Reproduce every entry exactly as shown.

* **The input**
☆ ☆ ☆ ☆ ☆
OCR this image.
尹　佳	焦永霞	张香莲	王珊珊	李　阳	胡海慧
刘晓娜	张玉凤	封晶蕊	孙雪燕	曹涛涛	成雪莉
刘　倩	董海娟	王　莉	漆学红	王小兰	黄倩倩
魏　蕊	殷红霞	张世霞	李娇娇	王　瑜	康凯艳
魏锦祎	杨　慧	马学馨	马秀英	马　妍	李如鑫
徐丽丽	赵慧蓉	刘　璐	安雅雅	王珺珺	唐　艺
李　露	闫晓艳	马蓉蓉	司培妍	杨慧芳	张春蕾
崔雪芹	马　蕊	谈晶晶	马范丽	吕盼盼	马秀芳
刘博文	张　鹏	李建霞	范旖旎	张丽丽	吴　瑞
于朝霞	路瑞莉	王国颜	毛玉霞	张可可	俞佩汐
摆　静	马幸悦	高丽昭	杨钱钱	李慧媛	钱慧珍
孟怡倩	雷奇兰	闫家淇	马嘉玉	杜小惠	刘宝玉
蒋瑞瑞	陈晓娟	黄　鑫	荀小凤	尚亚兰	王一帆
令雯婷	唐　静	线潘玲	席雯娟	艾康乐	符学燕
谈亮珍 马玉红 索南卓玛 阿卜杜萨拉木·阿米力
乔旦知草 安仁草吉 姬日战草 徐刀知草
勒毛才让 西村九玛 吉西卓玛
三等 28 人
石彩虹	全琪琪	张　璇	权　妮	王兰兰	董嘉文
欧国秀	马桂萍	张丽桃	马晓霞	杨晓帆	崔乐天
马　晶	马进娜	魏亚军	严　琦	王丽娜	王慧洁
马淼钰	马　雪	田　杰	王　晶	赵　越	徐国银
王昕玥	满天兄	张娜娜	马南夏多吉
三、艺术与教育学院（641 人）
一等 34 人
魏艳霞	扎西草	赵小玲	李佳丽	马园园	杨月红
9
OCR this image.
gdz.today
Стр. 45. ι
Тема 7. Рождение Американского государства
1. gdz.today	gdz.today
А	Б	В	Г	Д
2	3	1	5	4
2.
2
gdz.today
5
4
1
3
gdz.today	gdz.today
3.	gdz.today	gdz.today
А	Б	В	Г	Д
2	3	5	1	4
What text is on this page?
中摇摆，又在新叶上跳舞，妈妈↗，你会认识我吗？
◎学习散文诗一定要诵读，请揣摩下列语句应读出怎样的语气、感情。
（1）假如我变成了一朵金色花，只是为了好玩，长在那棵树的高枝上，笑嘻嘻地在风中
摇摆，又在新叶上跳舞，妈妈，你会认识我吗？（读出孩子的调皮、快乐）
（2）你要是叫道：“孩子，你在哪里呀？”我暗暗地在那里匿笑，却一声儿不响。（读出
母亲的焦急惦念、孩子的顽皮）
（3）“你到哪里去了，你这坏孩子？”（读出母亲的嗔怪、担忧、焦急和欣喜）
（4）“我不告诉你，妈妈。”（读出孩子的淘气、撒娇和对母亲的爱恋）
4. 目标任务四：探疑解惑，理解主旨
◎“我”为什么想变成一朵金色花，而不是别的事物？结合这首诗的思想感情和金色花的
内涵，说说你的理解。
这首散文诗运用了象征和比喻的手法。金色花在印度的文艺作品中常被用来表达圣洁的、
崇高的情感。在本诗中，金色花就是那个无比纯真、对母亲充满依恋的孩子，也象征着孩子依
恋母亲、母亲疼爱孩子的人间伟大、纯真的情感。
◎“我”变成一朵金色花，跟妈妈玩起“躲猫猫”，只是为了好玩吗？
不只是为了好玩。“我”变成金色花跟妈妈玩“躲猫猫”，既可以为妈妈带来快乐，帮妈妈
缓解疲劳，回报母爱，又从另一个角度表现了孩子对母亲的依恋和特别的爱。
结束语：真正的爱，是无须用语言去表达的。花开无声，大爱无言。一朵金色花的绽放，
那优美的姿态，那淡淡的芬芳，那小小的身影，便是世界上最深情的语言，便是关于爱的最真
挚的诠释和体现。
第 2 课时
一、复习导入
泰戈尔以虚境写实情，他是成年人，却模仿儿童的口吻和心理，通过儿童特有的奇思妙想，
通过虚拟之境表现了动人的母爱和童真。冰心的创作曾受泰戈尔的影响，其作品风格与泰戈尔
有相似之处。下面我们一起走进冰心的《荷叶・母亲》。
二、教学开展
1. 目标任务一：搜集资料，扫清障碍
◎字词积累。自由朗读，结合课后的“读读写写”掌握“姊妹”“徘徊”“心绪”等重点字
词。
☆ ☆ ☆ ☆ ☆
* **Worked solution**
OCR this image.
尹　佳	焦永霞	张香莲	王珊珊	李　阳	胡海慧
刘晓娜	张玉凤	封晶蕊	孙雪燕	曹涛涛	成雪莉
刘　倩	董海娟	王　莉	漆学红	王小兰	黄倩倩
魏　蕊	殷红霞	张世霞	李娇娇	王　瑜	康凯艳
魏锦祎	杨　慧	马学馨	马秀英	马　妍	李如鑫
徐丽丽	赵慧蓉	刘　璐	安雅雅	王珺珺	唐　艺
李　露	闫晓艳	马蓉蓉	司培妍	杨慧芳	张春蕾
崔雪芹	马　蕊	谈晶晶	马范丽	吕盼盼	马秀芳
刘博文	张　鹏	李建霞	范旖旎	张丽丽	吴　瑞
于朝霞	路瑞莉	王国颜	毛玉霞	张可可	俞佩汐
摆　静	马幸悦	高丽昭	杨钱钱	李慧媛	钱慧珍
孟怡倩	雷奇兰	闫家淇	马嘉玉	杜小惠	刘宝玉
蒋瑞瑞	陈晓娟	黄　鑫	荀小凤	尚亚兰	王一帆
令雯婷	唐　静	线潘玲	席雯娟	艾康乐	符学燕
谈亮珍 马玉红 索南卓玛 阿卜杜萨拉木·阿米力
乔旦知草 安仁草吉 姬日战草 徐刀知草
勒毛才让 西村九玛 吉西卓玛
三等 28 人
石彩虹	全琪琪	张　璇	权　妮	王兰兰	董嘉文
欧国秀	马桂萍	张丽桃	马晓霞	杨晓帆	崔乐天
马　晶	马进娜	魏亚军	严　琦	王丽娜	王慧洁
马淼钰	马　雪	田　杰	王　晶	赵　越	徐国银
王昕玥	满天兄	张娜娜	马南夏多吉
三、艺术与教育学院（641 人）
一等 34 人
魏艳霞	扎西草	赵小玲	李佳丽	马园园	杨月红
9
OCR this image.
gdz.today
Стр. 45. ι
Тема 7. Рождение Американского государства
1. gdz.today	gdz.today
А	Б	В	Г	Д
2	3	1	5	4
2.
2
gdz.today
5
4
1
3
gdz.today	gdz.today
3.	gdz.today	gdz.today
А	Б	В	Г	Д
2	3	5	1	4
What text is on this page?
中摇摆，又在新叶上跳舞，妈妈↗，你会认识我吗？
◎学习散文诗一定要诵读，请揣摩下列语句应读出怎样的语气、感情。
（1）假如我变成了一朵金色花，只是为了好玩，长在那棵树的高枝上，笑嘻嘻地在风中
摇摆，又在新叶上跳舞，妈妈，你会认识我吗？（读出孩子的调皮、快乐）
（2）你要是叫道：“孩子，你在哪里呀？”我暗暗地在那里匿笑，却一声儿不响。（读出
母亲的焦急惦念、孩子的顽皮）
（3）“你到哪里去了，你这坏孩子？”（读出母亲的嗔怪、担忧、焦急和欣喜）
（4）“我不告诉你，妈妈。”（读出孩子的淘气、撒娇和对母亲的爱恋）
4. 目标任务四：探疑解惑，理解主旨
◎“我”为什么想变成一朵金色花，而不是别的事物？结合这首诗的思想感情和金色花的
内涵，说说你的理解。
这首散文诗运用了象征和比喻的手法。金色花在印度的文艺作品中常被用来表达圣洁的、
崇高的情感。在本诗中，金色花就是那个无比纯真、对母亲充满依恋的孩子，也象征着孩子依
恋母亲、母亲疼爱孩子的人间伟大、纯真的情感。
◎“我”变成一朵金色花，跟妈妈玩起“躲猫猫”，只是为了好玩吗？
不只是为了好玩。“我”变成金色花跟妈妈玩“躲猫猫”，既可以为妈妈带来快乐，帮妈妈
缓解疲劳，回报母爱，又从另一个角度表现了孩子对母亲的依恋和特别的爱。
结束语：真正的爱，是无须用语言去表达的。花开无声，大爱无言。一朵金色花的绽放，
那优美的姿态，那淡淡的芬芳，那小小的身影，便是世界上最深情的语言，便是关于爱的最真
挚的诠释和体现。
第 2 课时
一、复习导入
泰戈尔以虚境写实情，他是成年人，却模仿儿童的口吻和心理，通过儿童特有的奇思妙想，
通过虚拟之境表现了动人的母爱和童真。冰心的创作曾受泰戈尔的影响，其作品风格与泰戈尔
有相似之处。下面我们一起走进冰心的《荷叶・母亲》。
二、教学开展
1. 目标任务一：搜集资料，扫清障碍
◎字词积累。自由朗读，结合课后的“读读写写”掌握“姊妹”“徘徊”“心绪”等重点字
词。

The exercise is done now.